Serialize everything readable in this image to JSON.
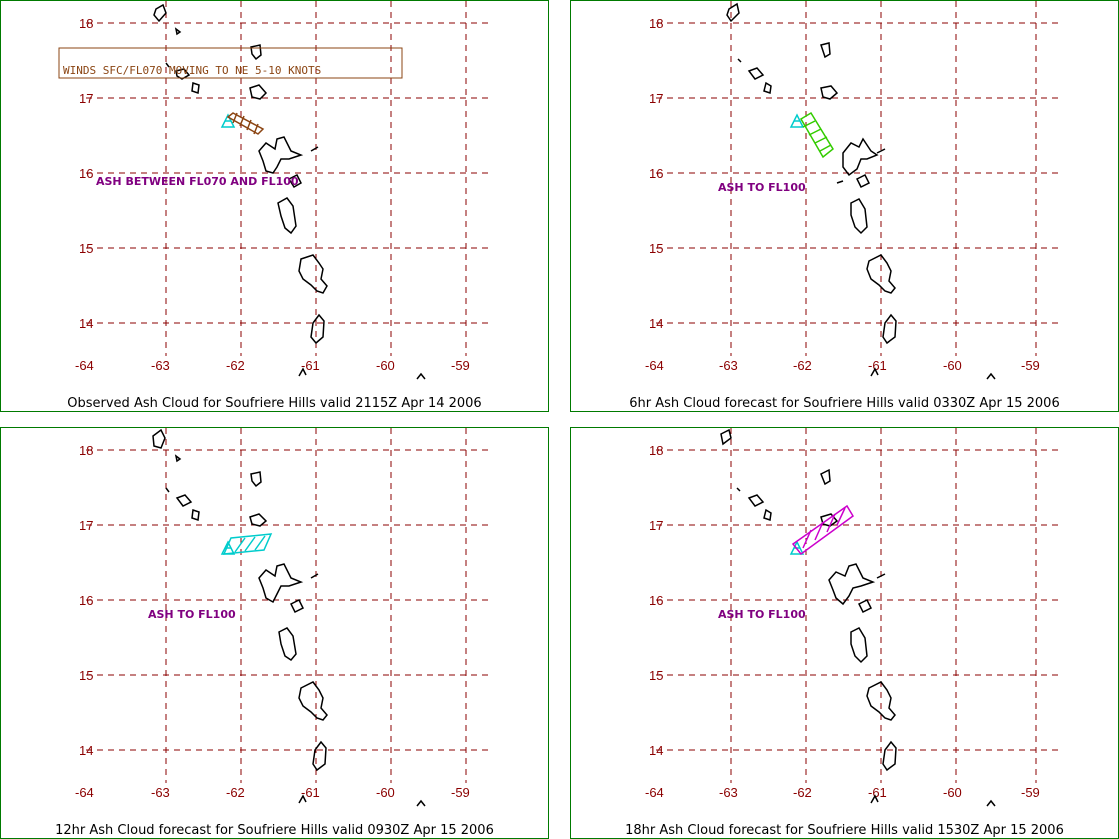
{
  "panels": [
    {
      "caption": "Observed Ash Cloud for Soufriere  Hills valid 2115Z Apr 14 2006",
      "ash_label": "ASH BETWEEN FL070 AND FL100",
      "wind_note": "WINDS SFC/FL070 MOVING TO NE 5-10 KNOTS",
      "ash_color": "#8b4513"
    },
    {
      "caption": "6hr Ash Cloud forecast for Soufriere  Hills valid 0330Z Apr 15 2006",
      "ash_label": "ASH TO FL100",
      "ash_color": "#33cc00"
    },
    {
      "caption": "12hr Ash Cloud forecast for Soufriere  Hills valid 0930Z Apr 15 2006",
      "ash_label": "ASH TO FL100",
      "ash_color": "#00cccc"
    },
    {
      "caption": "18hr Ash Cloud forecast for Soufriere  Hills valid 1530Z Apr 15 2006",
      "ash_label": "ASH TO FL100",
      "ash_color": "#cc00cc"
    }
  ],
  "axes": {
    "lon_labels": [
      "-64",
      "-63",
      "-62",
      "-61",
      "-60",
      "-59"
    ],
    "lat_labels": [
      "18",
      "17",
      "16",
      "15",
      "14"
    ]
  },
  "colors": {
    "frame": "#007a00",
    "grid": "#8b0000",
    "coast": "#000000",
    "volcano": "#00cccc",
    "label": "#800080"
  }
}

**Task requirements**: Write out the entries above verbatim; the pictures do not belong in your copy.

**Output for this task**:
Serialize everything readable in this image to JSON.
{
  "panels": [
    {
      "caption": "Observed Ash Cloud for Soufriere  Hills valid 2115Z Apr 14 2006",
      "ash_label": "ASH BETWEEN FL070 AND FL100",
      "wind_note": "WINDS SFC/FL070 MOVING TO NE 5-10 KNOTS",
      "ash_color": "#8b4513"
    },
    {
      "caption": "6hr Ash Cloud forecast for Soufriere  Hills valid 0330Z Apr 15 2006",
      "ash_label": "ASH TO FL100",
      "ash_color": "#33cc00"
    },
    {
      "caption": "12hr Ash Cloud forecast for Soufriere  Hills valid 0930Z Apr 15 2006",
      "ash_label": "ASH TO FL100",
      "ash_color": "#00cccc"
    },
    {
      "caption": "18hr Ash Cloud forecast for Soufriere  Hills valid 1530Z Apr 15 2006",
      "ash_label": "ASH TO FL100",
      "ash_color": "#cc00cc"
    }
  ],
  "axes": {
    "lon_labels": [
      "-64",
      "-63",
      "-62",
      "-61",
      "-60",
      "-59"
    ],
    "lat_labels": [
      "18",
      "17",
      "16",
      "15",
      "14"
    ]
  },
  "colors": {
    "frame": "#007a00",
    "grid": "#8b0000",
    "coast": "#000000",
    "volcano": "#00cccc",
    "label": "#800080"
  }
}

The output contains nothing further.